— start of Extracted entries —

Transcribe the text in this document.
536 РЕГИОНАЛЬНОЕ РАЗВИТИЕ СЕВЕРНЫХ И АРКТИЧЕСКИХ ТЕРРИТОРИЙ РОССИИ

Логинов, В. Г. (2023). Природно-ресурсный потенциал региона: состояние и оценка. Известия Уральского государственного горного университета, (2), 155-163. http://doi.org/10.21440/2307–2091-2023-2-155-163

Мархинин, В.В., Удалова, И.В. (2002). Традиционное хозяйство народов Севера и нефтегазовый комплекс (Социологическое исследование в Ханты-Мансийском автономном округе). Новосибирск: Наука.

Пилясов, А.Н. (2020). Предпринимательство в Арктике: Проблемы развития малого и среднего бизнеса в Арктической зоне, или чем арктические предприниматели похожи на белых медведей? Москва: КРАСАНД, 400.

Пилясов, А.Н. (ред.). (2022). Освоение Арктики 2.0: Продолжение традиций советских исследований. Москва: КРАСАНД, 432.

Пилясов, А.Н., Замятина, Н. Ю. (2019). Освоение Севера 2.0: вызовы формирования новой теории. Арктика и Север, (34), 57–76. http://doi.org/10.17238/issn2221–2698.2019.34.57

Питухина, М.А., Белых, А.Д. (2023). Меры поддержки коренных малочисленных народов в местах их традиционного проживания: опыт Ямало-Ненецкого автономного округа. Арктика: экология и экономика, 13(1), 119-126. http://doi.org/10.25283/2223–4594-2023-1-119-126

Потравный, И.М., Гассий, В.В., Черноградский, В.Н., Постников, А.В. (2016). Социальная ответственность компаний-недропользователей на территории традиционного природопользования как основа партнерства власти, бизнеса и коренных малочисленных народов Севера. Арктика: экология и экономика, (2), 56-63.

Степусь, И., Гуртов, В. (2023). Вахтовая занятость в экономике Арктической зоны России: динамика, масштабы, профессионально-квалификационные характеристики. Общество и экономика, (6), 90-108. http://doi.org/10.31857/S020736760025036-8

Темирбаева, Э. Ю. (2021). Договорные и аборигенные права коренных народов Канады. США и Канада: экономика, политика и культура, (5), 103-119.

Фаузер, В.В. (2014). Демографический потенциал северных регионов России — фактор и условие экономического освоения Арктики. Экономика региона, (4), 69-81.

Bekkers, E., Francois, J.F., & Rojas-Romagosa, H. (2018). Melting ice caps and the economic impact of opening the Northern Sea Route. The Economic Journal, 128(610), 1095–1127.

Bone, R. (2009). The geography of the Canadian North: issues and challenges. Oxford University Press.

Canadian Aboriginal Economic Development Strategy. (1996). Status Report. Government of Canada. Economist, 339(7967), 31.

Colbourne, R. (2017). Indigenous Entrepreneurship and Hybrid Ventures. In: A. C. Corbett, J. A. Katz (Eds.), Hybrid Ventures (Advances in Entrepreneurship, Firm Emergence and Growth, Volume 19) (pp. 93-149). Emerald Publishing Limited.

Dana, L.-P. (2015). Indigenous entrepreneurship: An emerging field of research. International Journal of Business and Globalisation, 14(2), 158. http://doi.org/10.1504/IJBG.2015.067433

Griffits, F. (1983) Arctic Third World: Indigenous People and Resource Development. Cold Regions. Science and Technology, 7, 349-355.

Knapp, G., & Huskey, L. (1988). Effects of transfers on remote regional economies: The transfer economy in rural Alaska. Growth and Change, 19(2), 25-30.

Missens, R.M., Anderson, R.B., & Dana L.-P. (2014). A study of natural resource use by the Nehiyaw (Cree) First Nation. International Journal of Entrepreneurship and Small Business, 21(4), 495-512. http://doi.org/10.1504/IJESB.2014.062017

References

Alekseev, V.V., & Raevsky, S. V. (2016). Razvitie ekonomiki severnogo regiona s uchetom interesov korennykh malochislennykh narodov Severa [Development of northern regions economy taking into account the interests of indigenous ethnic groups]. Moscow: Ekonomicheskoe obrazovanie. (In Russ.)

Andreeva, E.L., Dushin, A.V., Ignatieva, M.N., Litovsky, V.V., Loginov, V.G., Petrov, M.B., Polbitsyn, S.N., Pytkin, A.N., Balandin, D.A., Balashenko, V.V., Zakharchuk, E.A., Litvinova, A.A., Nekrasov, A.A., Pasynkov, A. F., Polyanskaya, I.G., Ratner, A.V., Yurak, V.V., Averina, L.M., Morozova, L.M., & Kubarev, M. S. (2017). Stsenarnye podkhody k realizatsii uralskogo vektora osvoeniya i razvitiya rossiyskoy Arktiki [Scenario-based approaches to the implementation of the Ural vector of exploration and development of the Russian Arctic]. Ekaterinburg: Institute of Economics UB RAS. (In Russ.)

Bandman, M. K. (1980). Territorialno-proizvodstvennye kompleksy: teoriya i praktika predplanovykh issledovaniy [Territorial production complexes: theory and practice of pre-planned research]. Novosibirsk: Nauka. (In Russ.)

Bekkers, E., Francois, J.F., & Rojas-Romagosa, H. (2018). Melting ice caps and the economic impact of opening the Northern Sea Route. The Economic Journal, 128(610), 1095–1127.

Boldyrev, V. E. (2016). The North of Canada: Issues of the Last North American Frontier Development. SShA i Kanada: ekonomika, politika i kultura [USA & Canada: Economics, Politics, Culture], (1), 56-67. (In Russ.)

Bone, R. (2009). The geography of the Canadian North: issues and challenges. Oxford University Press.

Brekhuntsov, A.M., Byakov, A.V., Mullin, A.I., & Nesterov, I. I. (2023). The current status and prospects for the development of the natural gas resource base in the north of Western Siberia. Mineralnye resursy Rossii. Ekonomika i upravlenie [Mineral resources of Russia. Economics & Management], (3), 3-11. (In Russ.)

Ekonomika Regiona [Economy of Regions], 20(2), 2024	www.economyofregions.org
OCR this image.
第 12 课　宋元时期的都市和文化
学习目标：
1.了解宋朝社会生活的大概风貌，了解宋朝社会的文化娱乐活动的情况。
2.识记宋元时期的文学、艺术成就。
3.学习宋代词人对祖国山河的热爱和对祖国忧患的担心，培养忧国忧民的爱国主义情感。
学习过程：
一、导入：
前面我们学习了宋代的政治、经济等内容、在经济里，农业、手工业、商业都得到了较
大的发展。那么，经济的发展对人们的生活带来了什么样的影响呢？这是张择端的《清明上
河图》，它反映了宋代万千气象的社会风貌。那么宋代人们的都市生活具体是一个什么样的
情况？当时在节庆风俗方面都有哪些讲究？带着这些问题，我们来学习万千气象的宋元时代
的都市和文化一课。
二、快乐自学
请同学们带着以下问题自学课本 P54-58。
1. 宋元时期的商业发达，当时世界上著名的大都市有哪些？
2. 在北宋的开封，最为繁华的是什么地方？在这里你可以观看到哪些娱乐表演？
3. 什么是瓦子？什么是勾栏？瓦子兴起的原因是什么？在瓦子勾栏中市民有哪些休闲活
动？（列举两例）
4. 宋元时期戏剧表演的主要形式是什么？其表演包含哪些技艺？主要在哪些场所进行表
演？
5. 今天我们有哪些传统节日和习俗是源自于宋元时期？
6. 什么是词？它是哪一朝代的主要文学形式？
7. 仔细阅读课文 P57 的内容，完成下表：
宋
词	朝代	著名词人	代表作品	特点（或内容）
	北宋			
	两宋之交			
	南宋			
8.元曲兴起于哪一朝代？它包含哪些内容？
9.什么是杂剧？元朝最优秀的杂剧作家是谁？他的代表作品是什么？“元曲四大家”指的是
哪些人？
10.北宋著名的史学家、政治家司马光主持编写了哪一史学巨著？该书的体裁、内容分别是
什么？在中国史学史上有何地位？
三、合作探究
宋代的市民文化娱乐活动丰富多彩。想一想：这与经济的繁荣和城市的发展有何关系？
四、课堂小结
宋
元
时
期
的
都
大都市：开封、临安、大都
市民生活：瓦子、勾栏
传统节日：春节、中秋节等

— end of Extracted entries —

● **Task brief**:
Copy out every entry again, exactly as it was given.

● **Full answer**:
Transcribe the text in this document.
536 РЕГИОНАЛЬНОЕ РАЗВИТИЕ СЕВЕРНЫХ И АРКТИЧЕСКИХ ТЕРРИТОРИЙ РОССИИ

Логинов, В. Г. (2023). Природно-ресурсный потенциал региона: состояние и оценка. Известия Уральского государственного горного университета, (2), 155-163. http://doi.org/10.21440/2307–2091-2023-2-155-163

Мархинин, В.В., Удалова, И.В. (2002). Традиционное хозяйство народов Севера и нефтегазовый комплекс (Социологическое исследование в Ханты-Мансийском автономном округе). Новосибирск: Наука.

Пилясов, А.Н. (2020). Предпринимательство в Арктике: Проблемы развития малого и среднего бизнеса в Арктической зоне, или чем арктические предприниматели похожи на белых медведей? Москва: КРАСАНД, 400.

Пилясов, А.Н. (ред.). (2022). Освоение Арктики 2.0: Продолжение традиций советских исследований. Москва: КРАСАНД, 432.

Пилясов, А.Н., Замятина, Н. Ю. (2019). Освоение Севера 2.0: вызовы формирования новой теории. Арктика и Север, (34), 57–76. http://doi.org/10.17238/issn2221–2698.2019.34.57

Питухина, М.А., Белых, А.Д. (2023). Меры поддержки коренных малочисленных народов в местах их традиционного проживания: опыт Ямало-Ненецкого автономного округа. Арктика: экология и экономика, 13(1), 119-126. http://doi.org/10.25283/2223–4594-2023-1-119-126

Потравный, И.М., Гассий, В.В., Черноградский, В.Н., Постников, А.В. (2016). Социальная ответственность компаний-недропользователей на территории традиционного природопользования как основа партнерства власти, бизнеса и коренных малочисленных народов Севера. Арктика: экология и экономика, (2), 56-63.

Степусь, И., Гуртов, В. (2023). Вахтовая занятость в экономике Арктической зоны России: динамика, масштабы, профессионально-квалификационные характеристики. Общество и экономика, (6), 90-108. http://doi.org/10.31857/S020736760025036-8

Темирбаева, Э. Ю. (2021). Договорные и аборигенные права коренных народов Канады. США и Канада: экономика, политика и культура, (5), 103-119.

Фаузер, В.В. (2014). Демографический потенциал северных регионов России — фактор и условие экономического освоения Арктики. Экономика региона, (4), 69-81.

Bekkers, E., Francois, J.F., & Rojas-Romagosa, H. (2018). Melting ice caps and the economic impact of opening the Northern Sea Route. The Economic Journal, 128(610), 1095–1127.

Bone, R. (2009). The geography of the Canadian North: issues and challenges. Oxford University Press.

Canadian Aboriginal Economic Development Strategy. (1996). Status Report. Government of Canada. Economist, 339(7967), 31.

Colbourne, R. (2017). Indigenous Entrepreneurship and Hybrid Ventures. In: A. C. Corbett, J. A. Katz (Eds.), Hybrid Ventures (Advances in Entrepreneurship, Firm Emergence and Growth, Volume 19) (pp. 93-149). Emerald Publishing Limited.

Dana, L.-P. (2015). Indigenous entrepreneurship: An emerging field of research. International Journal of Business and Globalisation, 14(2), 158. http://doi.org/10.1504/IJBG.2015.067433

Griffits, F. (1983) Arctic Third World: Indigenous People and Resource Development. Cold Regions. Science and Technology, 7, 349-355.

Knapp, G., & Huskey, L. (1988). Effects of transfers on remote regional economies: The transfer economy in rural Alaska. Growth and Change, 19(2), 25-30.

Missens, R.M., Anderson, R.B., & Dana L.-P. (2014). A study of natural resource use by the Nehiyaw (Cree) First Nation. International Journal of Entrepreneurship and Small Business, 21(4), 495-512. http://doi.org/10.1504/IJESB.2014.062017

References

Alekseev, V.V., & Raevsky, S. V. (2016). Razvitie ekonomiki severnogo regiona s uchetom interesov korennykh malochislennykh narodov Severa [Development of northern regions economy taking into account the interests of indigenous ethnic groups]. Moscow: Ekonomicheskoe obrazovanie. (In Russ.)

Andreeva, E.L., Dushin, A.V., Ignatieva, M.N., Litovsky, V.V., Loginov, V.G., Petrov, M.B., Polbitsyn, S.N., Pytkin, A.N., Balandin, D.A., Balashenko, V.V., Zakharchuk, E.A., Litvinova, A.A., Nekrasov, A.A., Pasynkov, A. F., Polyanskaya, I.G., Ratner, A.V., Yurak, V.V., Averina, L.M., Morozova, L.M., & Kubarev, M. S. (2017). Stsenarnye podkhody k realizatsii uralskogo vektora osvoeniya i razvitiya rossiyskoy Arktiki [Scenario-based approaches to the implementation of the Ural vector of exploration and development of the Russian Arctic]. Ekaterinburg: Institute of Economics UB RAS. (In Russ.)

Bandman, M. K. (1980). Territorialno-proizvodstvennye kompleksy: teoriya i praktika predplanovykh issledovaniy [Territorial production complexes: theory and practice of pre-planned research]. Novosibirsk: Nauka. (In Russ.)

Bekkers, E., Francois, J.F., & Rojas-Romagosa, H. (2018). Melting ice caps and the economic impact of opening the Northern Sea Route. The Economic Journal, 128(610), 1095–1127.

Boldyrev, V. E. (2016). The North of Canada: Issues of the Last North American Frontier Development. SShA i Kanada: ekonomika, politika i kultura [USA & Canada: Economics, Politics, Culture], (1), 56-67. (In Russ.)

Bone, R. (2009). The geography of the Canadian North: issues and challenges. Oxford University Press.

Brekhuntsov, A.M., Byakov, A.V., Mullin, A.I., & Nesterov, I. I. (2023). The current status and prospects for the development of the natural gas resource base in the north of Western Siberia. Mineralnye resursy Rossii. Ekonomika i upravlenie [Mineral resources of Russia. Economics & Management], (3), 3-11. (In Russ.)

Ekonomika Regiona [Economy of Regions], 20(2), 2024	www.economyofregions.org
OCR this image.
第 12 课　宋元时期的都市和文化
学习目标：
1.了解宋朝社会生活的大概风貌，了解宋朝社会的文化娱乐活动的情况。
2.识记宋元时期的文学、艺术成就。
3.学习宋代词人对祖国山河的热爱和对祖国忧患的担心，培养忧国忧民的爱国主义情感。
学习过程：
一、导入：
前面我们学习了宋代的政治、经济等内容、在经济里，农业、手工业、商业都得到了较
大的发展。那么，经济的发展对人们的生活带来了什么样的影响呢？这是张择端的《清明上
河图》，它反映了宋代万千气象的社会风貌。那么宋代人们的都市生活具体是一个什么样的
情况？当时在节庆风俗方面都有哪些讲究？带着这些问题，我们来学习万千气象的宋元时代
的都市和文化一课。
二、快乐自学
请同学们带着以下问题自学课本 P54-58。
1. 宋元时期的商业发达，当时世界上著名的大都市有哪些？
2. 在北宋的开封，最为繁华的是什么地方？在这里你可以观看到哪些娱乐表演？
3. 什么是瓦子？什么是勾栏？瓦子兴起的原因是什么？在瓦子勾栏中市民有哪些休闲活
动？（列举两例）
4. 宋元时期戏剧表演的主要形式是什么？其表演包含哪些技艺？主要在哪些场所进行表
演？
5. 今天我们有哪些传统节日和习俗是源自于宋元时期？
6. 什么是词？它是哪一朝代的主要文学形式？
7. 仔细阅读课文 P57 的内容，完成下表：
宋
词	朝代	著名词人	代表作品	特点（或内容）
	北宋			
	两宋之交			
	南宋			
8.元曲兴起于哪一朝代？它包含哪些内容？
9.什么是杂剧？元朝最优秀的杂剧作家是谁？他的代表作品是什么？“元曲四大家”指的是
哪些人？
10.北宋著名的史学家、政治家司马光主持编写了哪一史学巨著？该书的体裁、内容分别是
什么？在中国史学史上有何地位？
三、合作探究
宋代的市民文化娱乐活动丰富多彩。想一想：这与经济的繁荣和城市的发展有何关系？
四、课堂小结
宋
元
时
期
的
都
大都市：开封、临安、大都
市民生活：瓦子、勾栏
传统节日：春节、中秋节等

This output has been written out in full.